Reproduce every row below word for word, leaving out the pictures.

** begin Task data **

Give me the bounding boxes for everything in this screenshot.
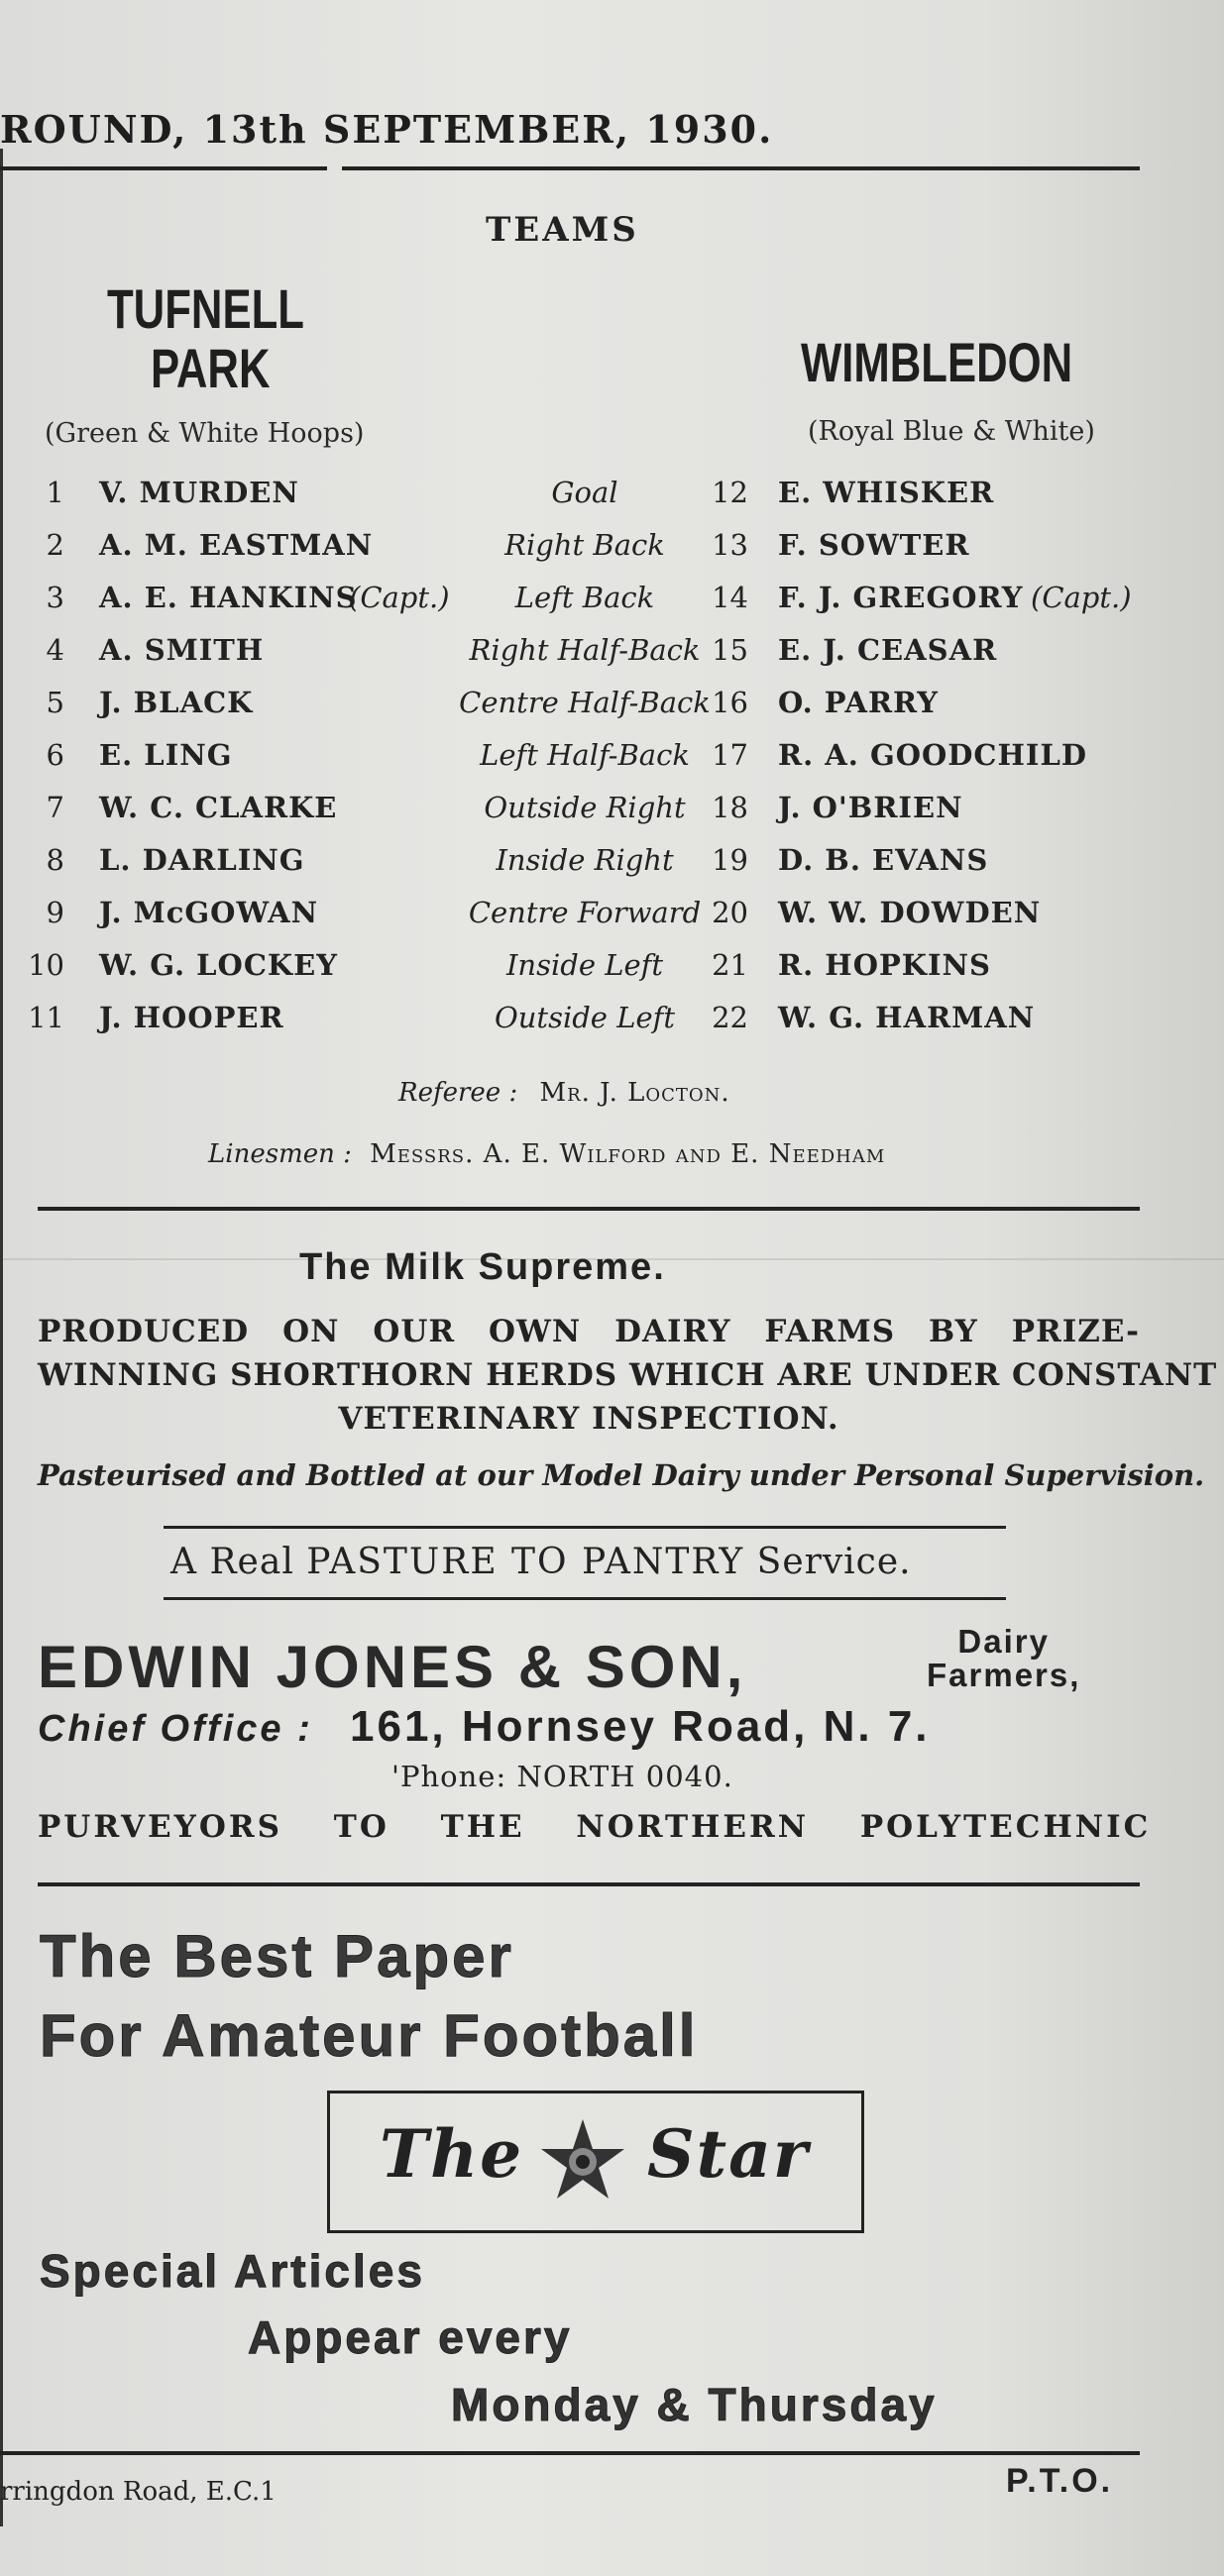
masthead-the: The — [380, 2115, 524, 2193]
away-player-name: O. PARRY — [778, 686, 939, 719]
milk-ad-body-line1: PRODUCED ON OUR OWN DAIRY FARMS BY PRIZE- — [38, 1314, 1140, 1349]
referee-label: Referee : — [398, 1078, 518, 1108]
service-rule-top — [164, 1526, 1006, 1529]
lineup-row — [0, 1001, 1224, 1052]
star-ad-line1: The Best Paper — [40, 1923, 514, 1989]
away-player-name: R. HOPKINS — [778, 948, 991, 982]
chief-office-line — [38, 1702, 931, 1752]
lineup-row — [0, 896, 1224, 947]
away-team-colours: (Royal Blue & White) — [808, 416, 1095, 447]
star-masthead-box — [327, 2091, 864, 2233]
chief-office-label: Chief Office : — [38, 1708, 313, 1750]
away-player-number: 18 — [712, 791, 748, 824]
away-team-name: WIMBLEDON — [801, 331, 1073, 393]
away-player-number: 16 — [712, 686, 748, 719]
away-player-number: 12 — [712, 476, 748, 509]
star-ad-special-line3: Monday & Thursday — [451, 2379, 938, 2430]
player-position: Left Back — [514, 581, 655, 614]
lineup-row — [0, 686, 1224, 737]
header-rule-left — [0, 166, 327, 170]
home-player-number: 11 — [28, 1001, 64, 1034]
page-header-date: ROUND, 13th SEPTEMBER, 1930. — [0, 107, 774, 152]
linesmen-names: Messrs. A. E. Wilford and E. Needham — [370, 1139, 886, 1169]
away-player-number: 15 — [712, 633, 748, 667]
home-player-name: J. BLACK — [99, 686, 254, 719]
home-team-name-line2: PARK — [151, 337, 271, 399]
away-player-name: F. SOWTER — [778, 528, 970, 562]
referee-line — [398, 1078, 730, 1108]
player-position: Centre Half-Back — [459, 686, 711, 719]
home-player-number: 10 — [28, 948, 64, 982]
home-player-number: 6 — [46, 738, 64, 772]
home-team-name-line1: TUFNELL — [107, 277, 304, 340]
home-player-name: A. SMITH — [99, 633, 265, 667]
player-position: Outside Left — [494, 1001, 675, 1034]
home-player-number: 7 — [46, 791, 64, 824]
lineup-row — [0, 528, 1224, 580]
away-captain-marker: (Capt.) — [1031, 581, 1132, 614]
away-player-name: W. W. DOWDEN — [778, 896, 1042, 929]
player-position: Inside Right — [496, 843, 674, 877]
lineup-row — [0, 738, 1224, 790]
service-prefix: A Real — [170, 1542, 294, 1582]
home-player-name: E. LING — [99, 738, 233, 772]
away-player-number: 19 — [712, 843, 748, 877]
footer-rule — [0, 2451, 1140, 2455]
chief-office-address: 161, Hornsey Road, N. 7. — [350, 1702, 931, 1751]
home-player-name: A. E. HANKINS — [99, 581, 358, 614]
player-position: Right Half-Back — [469, 633, 701, 667]
away-player-number: 21 — [712, 948, 748, 982]
milk-ad-body-line2: WINNING SHORTHORN HERDS WHICH ARE UNDER CONSTANT — [38, 1357, 1218, 1393]
player-position: Left Half-Back — [480, 738, 690, 772]
pto-marker: P.T.O. — [1006, 2462, 1114, 2500]
away-player-name: J. O'BRIEN — [778, 791, 963, 824]
purveyors-line: PURVEYORS TO THE NORTHERN POLYTECHNIC — [38, 1809, 1152, 1845]
home-team-colours: (Green & White Hoops) — [45, 418, 365, 449]
lineup-row — [0, 948, 1224, 1000]
linesmen-line — [208, 1139, 885, 1169]
linesmen-label: Linesmen : — [208, 1139, 352, 1169]
star-ad-line2: For Amateur Football — [40, 2002, 699, 2069]
service-suffix: Service. — [756, 1542, 912, 1582]
milk-ad-title: The Milk Supreme. — [299, 1246, 666, 1288]
home-player-number: 8 — [46, 843, 64, 877]
lineup-row — [0, 476, 1224, 527]
home-player-number: 3 — [46, 581, 64, 614]
away-player-number: 17 — [712, 738, 748, 772]
home-player-name: L. DARLING — [99, 843, 305, 877]
away-player-name: D. B. EVANS — [778, 843, 989, 877]
home-player-number: 9 — [46, 896, 64, 929]
lineup-row — [0, 581, 1224, 632]
home-player-name: W. G. LOCKEY — [99, 948, 338, 982]
away-player-number: 14 — [712, 581, 748, 614]
service-line — [170, 1542, 912, 1582]
milk-ad-pasteurised: Pasteurised and Bottled at our Model Dairy under Personal Supervision. — [38, 1458, 1205, 1492]
section-divider-1 — [38, 1207, 1140, 1211]
home-player-name: A. M. EASTMAN — [99, 528, 374, 562]
service-rule-bottom — [164, 1597, 1006, 1600]
home-player-name: J. McGOWAN — [99, 896, 319, 929]
away-player-name: E. WHISKER — [778, 476, 995, 509]
milk-ad-body-line3: VETERINARY INSPECTION. — [338, 1401, 839, 1437]
teams-heading: TEAMS — [486, 210, 639, 250]
home-player-number: 1 — [46, 476, 64, 509]
service-main: PASTURE TO PANTRY — [306, 1542, 745, 1582]
home-player-number: 2 — [46, 528, 64, 562]
firm-note-line2: Farmers, — [927, 1657, 1081, 1693]
home-player-name: J. HOOPER — [99, 1001, 284, 1034]
referee-name: Mr. J. Locton. — [539, 1078, 730, 1108]
star-ad-special-line2: Appear every — [248, 2311, 573, 2363]
home-player-name: V. MURDEN — [99, 476, 299, 509]
player-position: Centre Forward — [468, 896, 702, 929]
home-player-number: 5 — [46, 686, 64, 719]
star-ad-special-line1: Special Articles — [40, 2245, 425, 2297]
away-player-number: 20 — [712, 896, 748, 929]
firm-name: EDWIN JONES & SON, — [38, 1634, 747, 1700]
home-player-name: W. C. CLARKE — [99, 791, 338, 824]
lineup-row — [0, 633, 1224, 685]
away-player-name: E. J. CEASAR — [778, 633, 998, 667]
firm-note-line1: Dairy — [957, 1623, 1050, 1660]
away-player-number: 22 — [712, 1001, 748, 1034]
player-position: Outside Right — [484, 791, 686, 824]
player-position: Goal — [551, 476, 618, 509]
player-position: Right Back — [504, 528, 665, 562]
home-player-number: 4 — [46, 633, 64, 667]
star-emblem-icon — [538, 2117, 627, 2206]
home-captain-marker: (Capt.) — [349, 581, 450, 614]
lineup-row — [0, 843, 1224, 895]
lineup-row — [0, 791, 1224, 842]
away-player-name: W. G. HARMAN — [778, 1001, 1036, 1034]
player-position: Inside Left — [505, 948, 664, 982]
firm-note — [927, 1625, 1080, 1692]
away-player-name: R. A. GOODCHILD — [778, 738, 1088, 772]
away-player-name: F. J. GREGORY — [778, 581, 1024, 614]
printer-address: rringdon Road, E.C.1 — [0, 2477, 277, 2507]
phone-number: 'Phone: NORTH 0040. — [391, 1760, 733, 1793]
header-rule-right — [342, 166, 1140, 170]
away-player-number: 13 — [712, 528, 748, 562]
section-divider-2 — [38, 1882, 1140, 1886]
masthead-star: Star — [647, 2115, 810, 2193]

** end Task data **

## Right answer
Give me the bounding boxes for everything in this screenshot.
masthead-the: The — [380, 2115, 524, 2193]
away-player-name: O. PARRY — [778, 686, 939, 719]
milk-ad-body-line1: PRODUCED ON OUR OWN DAIRY FARMS BY PRIZE- — [38, 1314, 1140, 1349]
referee-label: Referee : — [398, 1078, 518, 1108]
service-rule-top — [164, 1526, 1006, 1529]
lineup-row — [0, 1001, 1224, 1052]
star-ad-line1: The Best Paper — [40, 1923, 514, 1989]
away-player-name: R. HOPKINS — [778, 948, 991, 982]
chief-office-line — [38, 1702, 931, 1752]
lineup-row — [0, 896, 1224, 947]
away-team-colours: (Royal Blue & White) — [808, 416, 1095, 447]
star-masthead-box — [327, 2091, 864, 2233]
chief-office-label: Chief Office : — [38, 1708, 313, 1750]
away-player-number: 18 — [712, 791, 748, 824]
away-team-name: WIMBLEDON — [801, 331, 1073, 393]
away-player-number: 16 — [712, 686, 748, 719]
away-player-number: 12 — [712, 476, 748, 509]
star-ad-special-line3: Monday & Thursday — [451, 2379, 938, 2430]
player-position: Left Back — [514, 581, 655, 614]
lineup-row — [0, 686, 1224, 737]
header-rule-left — [0, 166, 327, 170]
home-player-number: 11 — [28, 1001, 64, 1034]
page-header-date: ROUND, 13th SEPTEMBER, 1930. — [0, 107, 774, 152]
linesmen-names: Messrs. A. E. Wilford and E. Needham — [370, 1139, 886, 1169]
away-player-number: 15 — [712, 633, 748, 667]
home-player-name: J. BLACK — [99, 686, 254, 719]
home-team-name-line2: PARK — [151, 337, 271, 399]
away-player-name: F. SOWTER — [778, 528, 970, 562]
referee-line — [398, 1078, 730, 1108]
player-position: Centre Half-Back — [459, 686, 711, 719]
home-player-number: 10 — [28, 948, 64, 982]
home-player-number: 6 — [46, 738, 64, 772]
home-team-name-line1: TUFNELL — [107, 277, 304, 340]
home-player-name: A. SMITH — [99, 633, 265, 667]
player-position: Outside Left — [494, 1001, 675, 1034]
home-player-number: 7 — [46, 791, 64, 824]
lineup-row — [0, 528, 1224, 580]
away-captain-marker: (Capt.) — [1031, 581, 1132, 614]
away-player-name: W. W. DOWDEN — [778, 896, 1042, 929]
player-position: Inside Right — [496, 843, 674, 877]
lineup-row — [0, 738, 1224, 790]
service-prefix: A Real — [170, 1542, 294, 1582]
home-player-name: E. LING — [99, 738, 233, 772]
away-player-number: 19 — [712, 843, 748, 877]
footer-rule — [0, 2451, 1140, 2455]
chief-office-address: 161, Hornsey Road, N. 7. — [350, 1702, 931, 1751]
home-player-name: A. E. HANKINS — [99, 581, 358, 614]
player-position: Right Half-Back — [469, 633, 701, 667]
away-player-number: 21 — [712, 948, 748, 982]
milk-ad-body-line2: WINNING SHORTHORN HERDS WHICH ARE UNDER CONSTANT — [38, 1357, 1218, 1393]
player-position: Left Half-Back — [480, 738, 690, 772]
pto-marker: P.T.O. — [1006, 2462, 1114, 2500]
away-player-name: J. O'BRIEN — [778, 791, 963, 824]
purveyors-line: PURVEYORS TO THE NORTHERN POLYTECHNIC — [38, 1809, 1152, 1845]
home-team-colours: (Green & White Hoops) — [45, 418, 365, 449]
lineup-row — [0, 948, 1224, 1000]
linesmen-line — [208, 1139, 885, 1169]
linesmen-label: Linesmen : — [208, 1139, 352, 1169]
star-ad-line2: For Amateur Football — [40, 2002, 699, 2069]
service-suffix: Service. — [756, 1542, 912, 1582]
milk-ad-title: The Milk Supreme. — [299, 1246, 666, 1288]
home-player-number: 8 — [46, 843, 64, 877]
lineup-row — [0, 476, 1224, 527]
home-player-number: 3 — [46, 581, 64, 614]
away-player-number: 17 — [712, 738, 748, 772]
home-player-name: L. DARLING — [99, 843, 305, 877]
away-player-name: D. B. EVANS — [778, 843, 989, 877]
home-player-number: 9 — [46, 896, 64, 929]
lineup-row — [0, 581, 1224, 632]
home-player-name: W. G. LOCKEY — [99, 948, 338, 982]
away-player-number: 14 — [712, 581, 748, 614]
service-line — [170, 1542, 912, 1582]
milk-ad-pasteurised: Pasteurised and Bottled at our Model Dairy under Personal Supervision. — [38, 1458, 1205, 1492]
section-divider-1 — [38, 1207, 1140, 1211]
home-player-name: A. M. EASTMAN — [99, 528, 374, 562]
service-rule-bottom — [164, 1597, 1006, 1600]
home-player-name: J. McGOWAN — [99, 896, 319, 929]
away-player-name: E. WHISKER — [778, 476, 995, 509]
milk-ad-body-line3: VETERINARY INSPECTION. — [338, 1401, 839, 1437]
teams-heading: TEAMS — [486, 210, 639, 250]
home-player-number: 1 — [46, 476, 64, 509]
service-main: PASTURE TO PANTRY — [306, 1542, 745, 1582]
home-player-number: 2 — [46, 528, 64, 562]
firm-note-line2: Farmers, — [927, 1657, 1081, 1693]
home-player-name: J. HOOPER — [99, 1001, 284, 1034]
referee-name: Mr. J. Locton. — [539, 1078, 730, 1108]
star-ad-special-line2: Appear every — [248, 2311, 573, 2363]
home-player-name: V. MURDEN — [99, 476, 299, 509]
player-position: Centre Forward — [468, 896, 702, 929]
home-player-number: 5 — [46, 686, 64, 719]
star-ad-special-line1: Special Articles — [40, 2245, 425, 2297]
away-player-number: 20 — [712, 896, 748, 929]
firm-name: EDWIN JONES & SON, — [38, 1634, 747, 1700]
home-player-name: W. C. CLARKE — [99, 791, 338, 824]
lineup-row — [0, 633, 1224, 685]
away-player-name: E. J. CEASAR — [778, 633, 998, 667]
firm-note-line1: Dairy — [957, 1623, 1050, 1660]
away-player-number: 22 — [712, 1001, 748, 1034]
player-position: Outside Right — [484, 791, 686, 824]
player-position: Goal — [551, 476, 618, 509]
player-position: Right Back — [504, 528, 665, 562]
home-player-number: 4 — [46, 633, 64, 667]
star-emblem-icon — [538, 2117, 627, 2206]
home-captain-marker: (Capt.) — [349, 581, 450, 614]
lineup-row — [0, 843, 1224, 895]
lineup-row — [0, 791, 1224, 842]
away-player-name: W. G. HARMAN — [778, 1001, 1036, 1034]
player-position: Inside Left — [505, 948, 664, 982]
firm-note — [927, 1625, 1080, 1692]
away-player-name: R. A. GOODCHILD — [778, 738, 1088, 772]
away-player-name: F. J. GREGORY — [778, 581, 1024, 614]
printer-address: rringdon Road, E.C.1 — [0, 2477, 277, 2507]
phone-number: 'Phone: NORTH 0040. — [391, 1760, 733, 1793]
header-rule-right — [342, 166, 1140, 170]
away-player-number: 13 — [712, 528, 748, 562]
section-divider-2 — [38, 1882, 1140, 1886]
masthead-star: Star — [647, 2115, 810, 2193]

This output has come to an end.